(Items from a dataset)
++++++++++

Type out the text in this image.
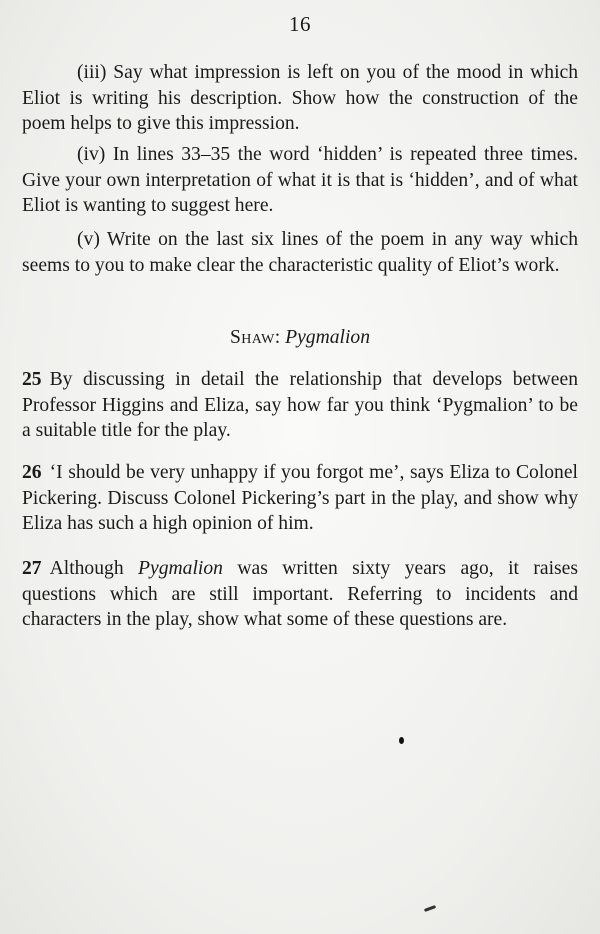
16

(iii) Say what impression is left on you of the mood in which Eliot is writing his description. Show how the construction of the poem helps to give this impression.

(iv) In lines 33–35 the word ‘hidden’ is repeated three times. Give your own interpretation of what it is that is ‘hidden’, and of what Eliot is wanting to suggest here.

(v) Write on the last six lines of the poem in any way which seems to you to make clear the characteristic quality of Eliot’s work.

Shaw: Pygmalion

25 By discussing in detail the relationship that develops between Professor Higgins and Eliza, say how far you think ‘Pygmalion’ to be a suitable title for the play.

26 ‘I should be very unhappy if you forgot me’, says Eliza to Colonel Pickering. Discuss Colonel Pickering’s part in the play, and show why Eliza has such a high opinion of him.

27 Although Pygmalion was written sixty years ago, it raises questions which are still important. Referring to incidents and characters in the play, show what some of these questions are.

++++++++++

■ Exercise details ■
Transcribe each entry above exactly, apart from the pictures.

■ Solution ■
Type out the text in this image.
16

(iii) Say what impression is left on you of the mood in which Eliot is writing his description. Show how the construction of the poem helps to give this impression.

(iv) In lines 33–35 the word ‘hidden’ is repeated three times. Give your own interpretation of what it is that is ‘hidden’, and of what Eliot is wanting to suggest here.

(v) Write on the last six lines of the poem in any way which seems to you to make clear the characteristic quality of Eliot’s work.

Shaw: Pygmalion

25 By discussing in detail the relationship that develops between Professor Higgins and Eliza, say how far you think ‘Pygmalion’ to be a suitable title for the play.

26 ‘I should be very unhappy if you forgot me’, says Eliza to Colonel Pickering. Discuss Colonel Pickering’s part in the play, and show why Eliza has such a high opinion of him.

27 Although Pygmalion was written sixty years ago, it raises questions which are still important. Referring to incidents and characters in the play, show what some of these questions are.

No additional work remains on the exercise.